_The request_. Copy the lines holding the word "screenshot", all of them.

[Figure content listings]
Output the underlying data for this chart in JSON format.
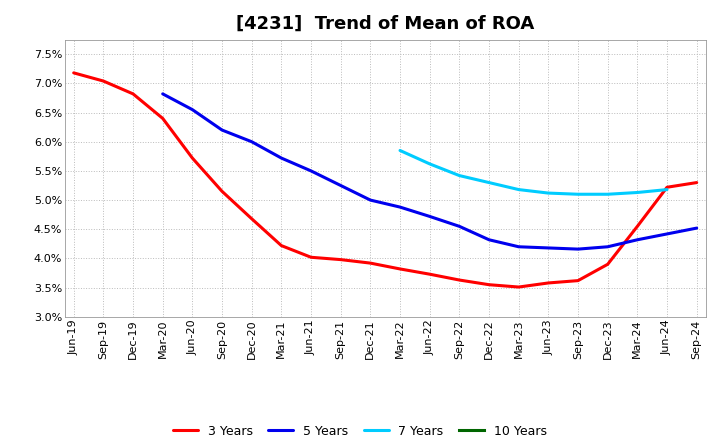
{
  "title": "[4231]  Trend of Mean of ROA",
  "x_labels": [
    "Jun-19",
    "Sep-19",
    "Dec-19",
    "Mar-20",
    "Jun-20",
    "Sep-20",
    "Dec-20",
    "Mar-21",
    "Jun-21",
    "Sep-21",
    "Dec-21",
    "Mar-22",
    "Jun-22",
    "Sep-22",
    "Dec-22",
    "Mar-23",
    "Jun-23",
    "Sep-23",
    "Dec-23",
    "Mar-24",
    "Jun-24",
    "Sep-24"
  ],
  "series": {
    "3 Years": {
      "color": "#FF0000",
      "data_x": [
        0,
        1,
        2,
        3,
        4,
        5,
        6,
        7,
        8,
        9,
        10,
        11,
        12,
        13,
        14,
        15,
        16,
        17,
        18,
        19,
        20,
        21
      ],
      "data_y": [
        7.18,
        7.04,
        6.82,
        6.4,
        5.72,
        5.15,
        4.68,
        4.22,
        4.02,
        3.98,
        3.92,
        3.82,
        3.73,
        3.63,
        3.55,
        3.51,
        3.58,
        3.62,
        3.9,
        4.55,
        5.22,
        5.3
      ]
    },
    "5 Years": {
      "color": "#0000EE",
      "data_x": [
        3,
        4,
        5,
        6,
        7,
        8,
        9,
        10,
        11,
        12,
        13,
        14,
        15,
        16,
        17,
        18,
        19,
        20,
        21
      ],
      "data_y": [
        6.82,
        6.55,
        6.2,
        6.0,
        5.72,
        5.5,
        5.25,
        5.0,
        4.88,
        4.72,
        4.55,
        4.32,
        4.2,
        4.18,
        4.16,
        4.2,
        4.32,
        4.42,
        4.52
      ]
    },
    "7 Years": {
      "color": "#00CCFF",
      "data_x": [
        11,
        12,
        13,
        14,
        15,
        16,
        17,
        18,
        19,
        20
      ],
      "data_y": [
        5.85,
        5.62,
        5.42,
        5.3,
        5.18,
        5.12,
        5.1,
        5.1,
        5.13,
        5.18
      ]
    },
    "10 Years": {
      "color": "#006600",
      "data_x": [],
      "data_y": []
    }
  },
  "ylim": [
    3.0,
    7.75
  ],
  "yticks": [
    3.0,
    3.5,
    4.0,
    4.5,
    5.0,
    5.5,
    6.0,
    6.5,
    7.0,
    7.5
  ],
  "background_color": "#FFFFFF",
  "plot_bg_color": "#FFFFFF",
  "grid_color": "#BBBBBB",
  "title_fontsize": 13,
  "tick_fontsize": 8,
  "legend_fontsize": 9
}
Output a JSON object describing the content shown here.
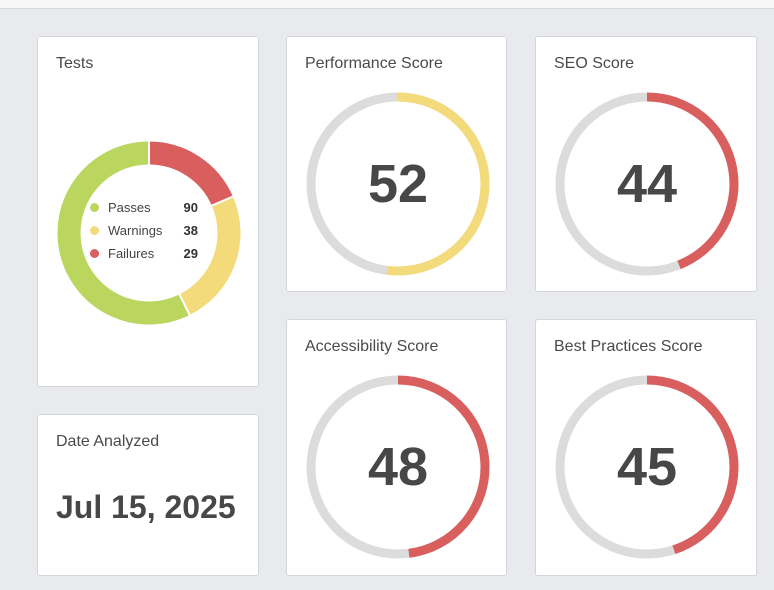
{
  "tests": {
    "title": "Tests",
    "items": [
      {
        "label": "Passes",
        "count": 90,
        "color": "#bad65e"
      },
      {
        "label": "Warnings",
        "count": 38,
        "color": "#f3da7b"
      },
      {
        "label": "Failures",
        "count": 29,
        "color": "#d95f5f"
      }
    ]
  },
  "date": {
    "title": "Date Analyzed",
    "value": "Jul 15, 2025"
  },
  "scores": {
    "performance": {
      "title": "Performance Score",
      "value": "52",
      "percent": 52,
      "color": "#f3da7b"
    },
    "seo": {
      "title": "SEO Score",
      "value": "44",
      "percent": 44,
      "color": "#d95f5f"
    },
    "accessibility": {
      "title": "Accessibility Score",
      "value": "48",
      "percent": 48,
      "color": "#d95f5f"
    },
    "best_practices": {
      "title": "Best Practices Score",
      "value": "45",
      "percent": 45,
      "color": "#d95f5f"
    }
  },
  "colors": {
    "track": "#dcdcdc"
  }
}
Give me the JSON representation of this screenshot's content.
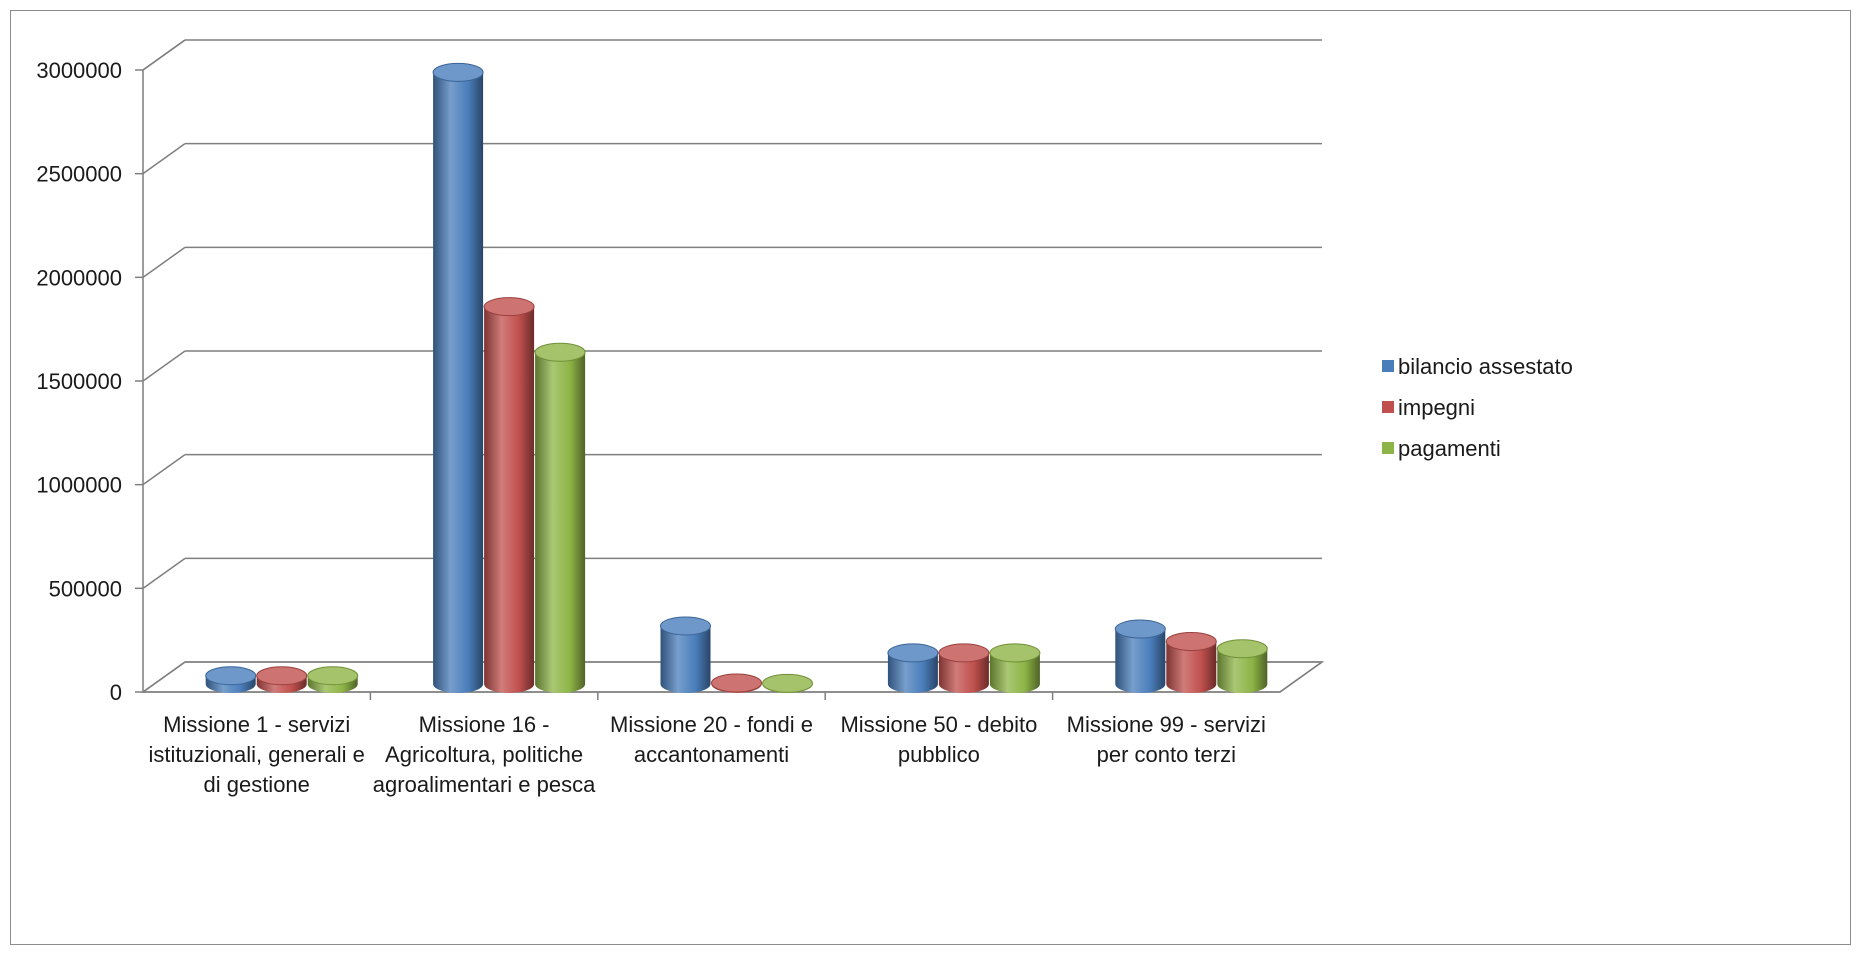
{
  "chart_data": {
    "type": "bar",
    "style": "3d-cylinder",
    "title": "",
    "xlabel": "",
    "ylabel": "",
    "ylim": [
      0,
      3000000
    ],
    "yticks": [
      "0",
      "500000",
      "1000000",
      "1500000",
      "2000000",
      "2500000",
      "3000000"
    ],
    "grid": true,
    "legend_position": "right",
    "categories": [
      [
        "Missione 1 - servizi",
        "istituzionali, generali e",
        "di gestione"
      ],
      [
        "Missione 16 -",
        "Agricoltura, politiche",
        "agroalimentari e pesca"
      ],
      [
        "Missione 20 - fondi e",
        "accantonamenti"
      ],
      [
        "Missione 50 - debito",
        "pubblico"
      ],
      [
        "Missione 99 - servizi",
        "per conto terzi"
      ]
    ],
    "series": [
      {
        "name": "bilancio assestato",
        "color": "#4a7ebb",
        "values": [
          40000,
          2950000,
          280000,
          150000,
          265000
        ]
      },
      {
        "name": "impegni",
        "color": "#c0504d",
        "values": [
          40000,
          1820000,
          5000,
          150000,
          205000
        ]
      },
      {
        "name": "pagamenti",
        "color": "#8db446",
        "values": [
          40000,
          1600000,
          3000,
          150000,
          170000
        ]
      }
    ]
  }
}
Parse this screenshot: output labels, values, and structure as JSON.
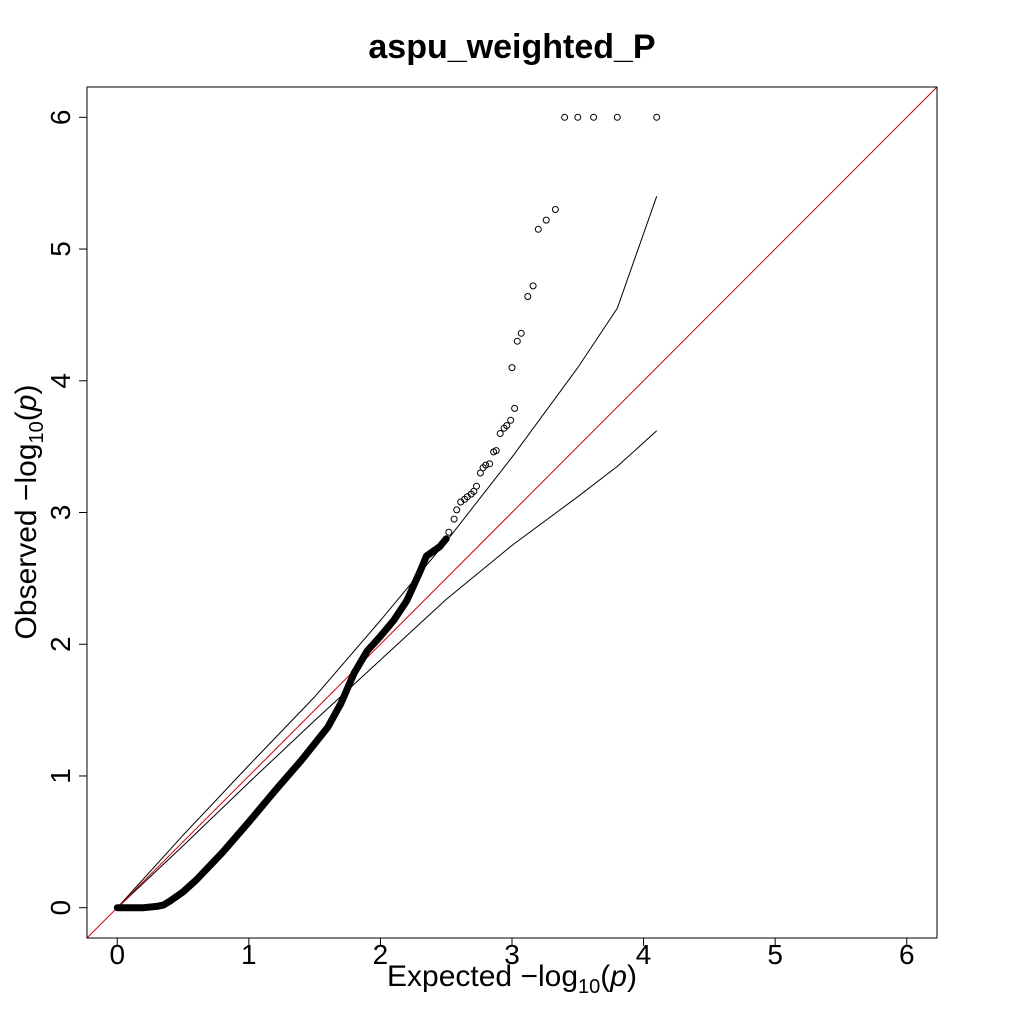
{
  "chart_data": {
    "type": "scatter",
    "title": "aspu_weighted_P",
    "xlabel": {
      "prefix": "Expected ",
      "minus": "−",
      "log": "log",
      "sub": "10",
      "open": "(",
      "p": "p",
      "close": ")"
    },
    "ylabel": {
      "prefix": "Observed ",
      "minus": "−",
      "log": "log",
      "sub": "10",
      "open": "(",
      "p": "p",
      "close": ")"
    },
    "xlim": [
      -0.23,
      6.23
    ],
    "ylim": [
      -0.23,
      6.23
    ],
    "x_ticks": [
      0,
      1,
      2,
      3,
      4,
      5,
      6
    ],
    "y_ticks": [
      0,
      1,
      2,
      3,
      4,
      5,
      6
    ],
    "x_tick_labels": [
      "0",
      "1",
      "2",
      "3",
      "4",
      "5",
      "6"
    ],
    "y_tick_labels": [
      "0",
      "1",
      "2",
      "3",
      "4",
      "5",
      "6"
    ],
    "grid": false,
    "reference_line": {
      "slope": 1,
      "intercept": 0,
      "color": "#cc0000"
    },
    "confidence_band": {
      "upper": [
        [
          0,
          0
        ],
        [
          0.5,
          0.55
        ],
        [
          1,
          1.08
        ],
        [
          1.5,
          1.6
        ],
        [
          2,
          2.18
        ],
        [
          2.5,
          2.78
        ],
        [
          3,
          3.42
        ],
        [
          3.5,
          4.1
        ],
        [
          3.8,
          4.55
        ],
        [
          4.1,
          5.4
        ]
      ],
      "lower": [
        [
          0,
          0
        ],
        [
          0.5,
          0.47
        ],
        [
          1,
          0.95
        ],
        [
          1.5,
          1.42
        ],
        [
          2,
          1.88
        ],
        [
          2.5,
          2.34
        ],
        [
          3,
          2.75
        ],
        [
          3.5,
          3.12
        ],
        [
          3.8,
          3.35
        ],
        [
          4.1,
          3.62
        ]
      ]
    },
    "bulk_curve": [
      [
        0,
        0
      ],
      [
        0.2,
        0
      ],
      [
        0.3,
        0.01
      ],
      [
        0.35,
        0.02
      ],
      [
        0.4,
        0.05
      ],
      [
        0.5,
        0.12
      ],
      [
        0.6,
        0.21
      ],
      [
        0.8,
        0.42
      ],
      [
        1,
        0.65
      ],
      [
        1.2,
        0.89
      ],
      [
        1.4,
        1.12
      ],
      [
        1.6,
        1.37
      ],
      [
        1.7,
        1.55
      ],
      [
        1.8,
        1.78
      ],
      [
        1.9,
        1.95
      ],
      [
        2,
        2.06
      ],
      [
        2.1,
        2.18
      ],
      [
        2.2,
        2.33
      ],
      [
        2.3,
        2.55
      ],
      [
        2.35,
        2.67
      ],
      [
        2.45,
        2.74
      ],
      [
        2.5,
        2.8
      ]
    ],
    "points": [
      [
        2.52,
        2.85
      ],
      [
        2.56,
        2.95
      ],
      [
        2.58,
        3.02
      ],
      [
        2.61,
        3.08
      ],
      [
        2.64,
        3.1
      ],
      [
        2.66,
        3.12
      ],
      [
        2.69,
        3.14
      ],
      [
        2.71,
        3.16
      ],
      [
        2.73,
        3.2
      ],
      [
        2.76,
        3.3
      ],
      [
        2.78,
        3.34
      ],
      [
        2.8,
        3.36
      ],
      [
        2.83,
        3.37
      ],
      [
        2.86,
        3.46
      ],
      [
        2.88,
        3.47
      ],
      [
        2.91,
        3.6
      ],
      [
        2.94,
        3.64
      ],
      [
        2.96,
        3.66
      ],
      [
        2.99,
        3.7
      ],
      [
        3.02,
        3.79
      ],
      [
        3.0,
        4.1
      ],
      [
        3.04,
        4.3
      ],
      [
        3.07,
        4.36
      ],
      [
        3.12,
        4.64
      ],
      [
        3.16,
        4.72
      ],
      [
        3.2,
        5.15
      ],
      [
        3.26,
        5.22
      ],
      [
        3.33,
        5.3
      ],
      [
        3.4,
        6.0
      ],
      [
        3.5,
        6.0
      ],
      [
        3.62,
        6.0
      ],
      [
        3.8,
        6.0
      ],
      [
        4.1,
        6.0
      ]
    ]
  },
  "colors": {
    "reference_line": "#cc0000",
    "points": "#000000",
    "band": "#000000",
    "frame": "#000000"
  }
}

_Answer to the problem_.
Give me the JSON representation of this screenshot's content.
Parse this screenshot: output labels, values, and structure as JSON.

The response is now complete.